[What the task requires]
Make an exact copy of the data below, leaving out every picture.

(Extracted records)
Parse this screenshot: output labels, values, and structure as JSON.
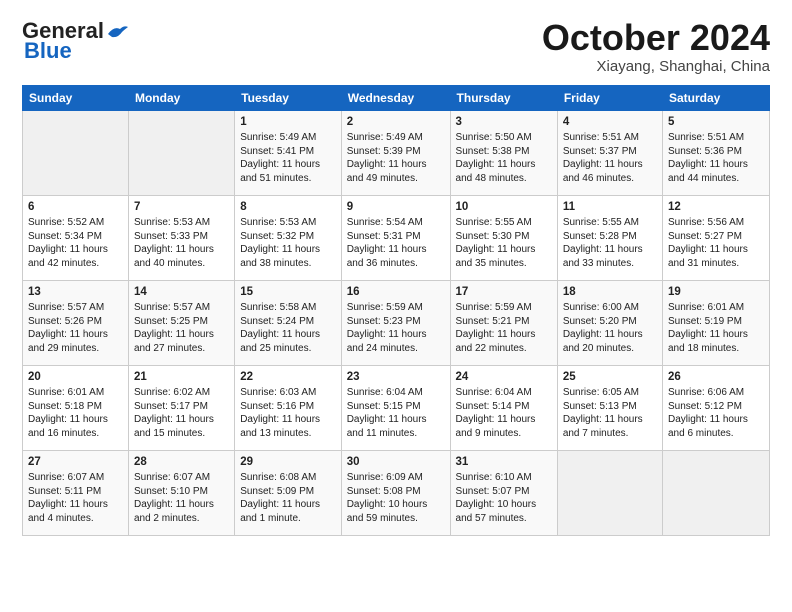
{
  "header": {
    "logo_general": "General",
    "logo_blue": "Blue",
    "month_title": "October 2024",
    "location": "Xiayang, Shanghai, China"
  },
  "days_of_week": [
    "Sunday",
    "Monday",
    "Tuesday",
    "Wednesday",
    "Thursday",
    "Friday",
    "Saturday"
  ],
  "weeks": [
    [
      {
        "day": "",
        "info": ""
      },
      {
        "day": "",
        "info": ""
      },
      {
        "day": "1",
        "info": "Sunrise: 5:49 AM\nSunset: 5:41 PM\nDaylight: 11 hours and 51 minutes."
      },
      {
        "day": "2",
        "info": "Sunrise: 5:49 AM\nSunset: 5:39 PM\nDaylight: 11 hours and 49 minutes."
      },
      {
        "day": "3",
        "info": "Sunrise: 5:50 AM\nSunset: 5:38 PM\nDaylight: 11 hours and 48 minutes."
      },
      {
        "day": "4",
        "info": "Sunrise: 5:51 AM\nSunset: 5:37 PM\nDaylight: 11 hours and 46 minutes."
      },
      {
        "day": "5",
        "info": "Sunrise: 5:51 AM\nSunset: 5:36 PM\nDaylight: 11 hours and 44 minutes."
      }
    ],
    [
      {
        "day": "6",
        "info": "Sunrise: 5:52 AM\nSunset: 5:34 PM\nDaylight: 11 hours and 42 minutes."
      },
      {
        "day": "7",
        "info": "Sunrise: 5:53 AM\nSunset: 5:33 PM\nDaylight: 11 hours and 40 minutes."
      },
      {
        "day": "8",
        "info": "Sunrise: 5:53 AM\nSunset: 5:32 PM\nDaylight: 11 hours and 38 minutes."
      },
      {
        "day": "9",
        "info": "Sunrise: 5:54 AM\nSunset: 5:31 PM\nDaylight: 11 hours and 36 minutes."
      },
      {
        "day": "10",
        "info": "Sunrise: 5:55 AM\nSunset: 5:30 PM\nDaylight: 11 hours and 35 minutes."
      },
      {
        "day": "11",
        "info": "Sunrise: 5:55 AM\nSunset: 5:28 PM\nDaylight: 11 hours and 33 minutes."
      },
      {
        "day": "12",
        "info": "Sunrise: 5:56 AM\nSunset: 5:27 PM\nDaylight: 11 hours and 31 minutes."
      }
    ],
    [
      {
        "day": "13",
        "info": "Sunrise: 5:57 AM\nSunset: 5:26 PM\nDaylight: 11 hours and 29 minutes."
      },
      {
        "day": "14",
        "info": "Sunrise: 5:57 AM\nSunset: 5:25 PM\nDaylight: 11 hours and 27 minutes."
      },
      {
        "day": "15",
        "info": "Sunrise: 5:58 AM\nSunset: 5:24 PM\nDaylight: 11 hours and 25 minutes."
      },
      {
        "day": "16",
        "info": "Sunrise: 5:59 AM\nSunset: 5:23 PM\nDaylight: 11 hours and 24 minutes."
      },
      {
        "day": "17",
        "info": "Sunrise: 5:59 AM\nSunset: 5:21 PM\nDaylight: 11 hours and 22 minutes."
      },
      {
        "day": "18",
        "info": "Sunrise: 6:00 AM\nSunset: 5:20 PM\nDaylight: 11 hours and 20 minutes."
      },
      {
        "day": "19",
        "info": "Sunrise: 6:01 AM\nSunset: 5:19 PM\nDaylight: 11 hours and 18 minutes."
      }
    ],
    [
      {
        "day": "20",
        "info": "Sunrise: 6:01 AM\nSunset: 5:18 PM\nDaylight: 11 hours and 16 minutes."
      },
      {
        "day": "21",
        "info": "Sunrise: 6:02 AM\nSunset: 5:17 PM\nDaylight: 11 hours and 15 minutes."
      },
      {
        "day": "22",
        "info": "Sunrise: 6:03 AM\nSunset: 5:16 PM\nDaylight: 11 hours and 13 minutes."
      },
      {
        "day": "23",
        "info": "Sunrise: 6:04 AM\nSunset: 5:15 PM\nDaylight: 11 hours and 11 minutes."
      },
      {
        "day": "24",
        "info": "Sunrise: 6:04 AM\nSunset: 5:14 PM\nDaylight: 11 hours and 9 minutes."
      },
      {
        "day": "25",
        "info": "Sunrise: 6:05 AM\nSunset: 5:13 PM\nDaylight: 11 hours and 7 minutes."
      },
      {
        "day": "26",
        "info": "Sunrise: 6:06 AM\nSunset: 5:12 PM\nDaylight: 11 hours and 6 minutes."
      }
    ],
    [
      {
        "day": "27",
        "info": "Sunrise: 6:07 AM\nSunset: 5:11 PM\nDaylight: 11 hours and 4 minutes."
      },
      {
        "day": "28",
        "info": "Sunrise: 6:07 AM\nSunset: 5:10 PM\nDaylight: 11 hours and 2 minutes."
      },
      {
        "day": "29",
        "info": "Sunrise: 6:08 AM\nSunset: 5:09 PM\nDaylight: 11 hours and 1 minute."
      },
      {
        "day": "30",
        "info": "Sunrise: 6:09 AM\nSunset: 5:08 PM\nDaylight: 10 hours and 59 minutes."
      },
      {
        "day": "31",
        "info": "Sunrise: 6:10 AM\nSunset: 5:07 PM\nDaylight: 10 hours and 57 minutes."
      },
      {
        "day": "",
        "info": ""
      },
      {
        "day": "",
        "info": ""
      }
    ]
  ]
}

[Task output]
Parse this screenshot: output labels, values, and structure as JSON.
{
  "header": {
    "logo_general": "General",
    "logo_blue": "Blue",
    "month_title": "October 2024",
    "location": "Xiayang, Shanghai, China"
  },
  "days_of_week": [
    "Sunday",
    "Monday",
    "Tuesday",
    "Wednesday",
    "Thursday",
    "Friday",
    "Saturday"
  ],
  "weeks": [
    [
      {
        "day": "",
        "info": ""
      },
      {
        "day": "",
        "info": ""
      },
      {
        "day": "1",
        "info": "Sunrise: 5:49 AM\nSunset: 5:41 PM\nDaylight: 11 hours and 51 minutes."
      },
      {
        "day": "2",
        "info": "Sunrise: 5:49 AM\nSunset: 5:39 PM\nDaylight: 11 hours and 49 minutes."
      },
      {
        "day": "3",
        "info": "Sunrise: 5:50 AM\nSunset: 5:38 PM\nDaylight: 11 hours and 48 minutes."
      },
      {
        "day": "4",
        "info": "Sunrise: 5:51 AM\nSunset: 5:37 PM\nDaylight: 11 hours and 46 minutes."
      },
      {
        "day": "5",
        "info": "Sunrise: 5:51 AM\nSunset: 5:36 PM\nDaylight: 11 hours and 44 minutes."
      }
    ],
    [
      {
        "day": "6",
        "info": "Sunrise: 5:52 AM\nSunset: 5:34 PM\nDaylight: 11 hours and 42 minutes."
      },
      {
        "day": "7",
        "info": "Sunrise: 5:53 AM\nSunset: 5:33 PM\nDaylight: 11 hours and 40 minutes."
      },
      {
        "day": "8",
        "info": "Sunrise: 5:53 AM\nSunset: 5:32 PM\nDaylight: 11 hours and 38 minutes."
      },
      {
        "day": "9",
        "info": "Sunrise: 5:54 AM\nSunset: 5:31 PM\nDaylight: 11 hours and 36 minutes."
      },
      {
        "day": "10",
        "info": "Sunrise: 5:55 AM\nSunset: 5:30 PM\nDaylight: 11 hours and 35 minutes."
      },
      {
        "day": "11",
        "info": "Sunrise: 5:55 AM\nSunset: 5:28 PM\nDaylight: 11 hours and 33 minutes."
      },
      {
        "day": "12",
        "info": "Sunrise: 5:56 AM\nSunset: 5:27 PM\nDaylight: 11 hours and 31 minutes."
      }
    ],
    [
      {
        "day": "13",
        "info": "Sunrise: 5:57 AM\nSunset: 5:26 PM\nDaylight: 11 hours and 29 minutes."
      },
      {
        "day": "14",
        "info": "Sunrise: 5:57 AM\nSunset: 5:25 PM\nDaylight: 11 hours and 27 minutes."
      },
      {
        "day": "15",
        "info": "Sunrise: 5:58 AM\nSunset: 5:24 PM\nDaylight: 11 hours and 25 minutes."
      },
      {
        "day": "16",
        "info": "Sunrise: 5:59 AM\nSunset: 5:23 PM\nDaylight: 11 hours and 24 minutes."
      },
      {
        "day": "17",
        "info": "Sunrise: 5:59 AM\nSunset: 5:21 PM\nDaylight: 11 hours and 22 minutes."
      },
      {
        "day": "18",
        "info": "Sunrise: 6:00 AM\nSunset: 5:20 PM\nDaylight: 11 hours and 20 minutes."
      },
      {
        "day": "19",
        "info": "Sunrise: 6:01 AM\nSunset: 5:19 PM\nDaylight: 11 hours and 18 minutes."
      }
    ],
    [
      {
        "day": "20",
        "info": "Sunrise: 6:01 AM\nSunset: 5:18 PM\nDaylight: 11 hours and 16 minutes."
      },
      {
        "day": "21",
        "info": "Sunrise: 6:02 AM\nSunset: 5:17 PM\nDaylight: 11 hours and 15 minutes."
      },
      {
        "day": "22",
        "info": "Sunrise: 6:03 AM\nSunset: 5:16 PM\nDaylight: 11 hours and 13 minutes."
      },
      {
        "day": "23",
        "info": "Sunrise: 6:04 AM\nSunset: 5:15 PM\nDaylight: 11 hours and 11 minutes."
      },
      {
        "day": "24",
        "info": "Sunrise: 6:04 AM\nSunset: 5:14 PM\nDaylight: 11 hours and 9 minutes."
      },
      {
        "day": "25",
        "info": "Sunrise: 6:05 AM\nSunset: 5:13 PM\nDaylight: 11 hours and 7 minutes."
      },
      {
        "day": "26",
        "info": "Sunrise: 6:06 AM\nSunset: 5:12 PM\nDaylight: 11 hours and 6 minutes."
      }
    ],
    [
      {
        "day": "27",
        "info": "Sunrise: 6:07 AM\nSunset: 5:11 PM\nDaylight: 11 hours and 4 minutes."
      },
      {
        "day": "28",
        "info": "Sunrise: 6:07 AM\nSunset: 5:10 PM\nDaylight: 11 hours and 2 minutes."
      },
      {
        "day": "29",
        "info": "Sunrise: 6:08 AM\nSunset: 5:09 PM\nDaylight: 11 hours and 1 minute."
      },
      {
        "day": "30",
        "info": "Sunrise: 6:09 AM\nSunset: 5:08 PM\nDaylight: 10 hours and 59 minutes."
      },
      {
        "day": "31",
        "info": "Sunrise: 6:10 AM\nSunset: 5:07 PM\nDaylight: 10 hours and 57 minutes."
      },
      {
        "day": "",
        "info": ""
      },
      {
        "day": "",
        "info": ""
      }
    ]
  ]
}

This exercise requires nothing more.